> _The records_
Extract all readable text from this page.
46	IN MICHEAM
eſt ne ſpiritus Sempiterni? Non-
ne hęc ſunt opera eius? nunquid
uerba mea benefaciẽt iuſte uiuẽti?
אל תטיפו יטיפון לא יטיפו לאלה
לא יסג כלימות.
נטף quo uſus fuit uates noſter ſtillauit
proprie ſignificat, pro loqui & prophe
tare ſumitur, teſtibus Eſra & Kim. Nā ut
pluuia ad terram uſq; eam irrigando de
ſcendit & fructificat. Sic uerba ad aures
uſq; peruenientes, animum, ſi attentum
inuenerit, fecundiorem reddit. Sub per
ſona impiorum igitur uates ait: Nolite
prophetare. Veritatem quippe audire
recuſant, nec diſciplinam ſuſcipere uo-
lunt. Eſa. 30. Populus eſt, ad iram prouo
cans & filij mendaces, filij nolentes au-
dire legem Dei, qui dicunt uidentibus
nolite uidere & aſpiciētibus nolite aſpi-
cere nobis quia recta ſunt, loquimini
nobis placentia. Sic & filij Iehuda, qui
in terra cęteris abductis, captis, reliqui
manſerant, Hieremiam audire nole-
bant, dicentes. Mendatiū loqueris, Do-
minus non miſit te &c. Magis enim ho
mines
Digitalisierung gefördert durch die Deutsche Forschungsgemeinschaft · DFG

* * *

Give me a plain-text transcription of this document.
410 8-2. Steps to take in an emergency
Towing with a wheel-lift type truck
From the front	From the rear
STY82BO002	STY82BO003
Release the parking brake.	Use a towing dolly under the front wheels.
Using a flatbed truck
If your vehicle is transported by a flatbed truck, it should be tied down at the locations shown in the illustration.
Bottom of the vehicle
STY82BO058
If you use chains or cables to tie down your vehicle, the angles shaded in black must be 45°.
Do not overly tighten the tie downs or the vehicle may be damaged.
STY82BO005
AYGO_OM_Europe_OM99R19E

> _Exercise aim_
Collect the lines of the data that carry the word "truck".

> _The response_
Towing with a wheel-lift type truck
Using a flatbed truck
If your vehicle is transported by a flatbed truck, it should be tied down at the locations shown in the illustration.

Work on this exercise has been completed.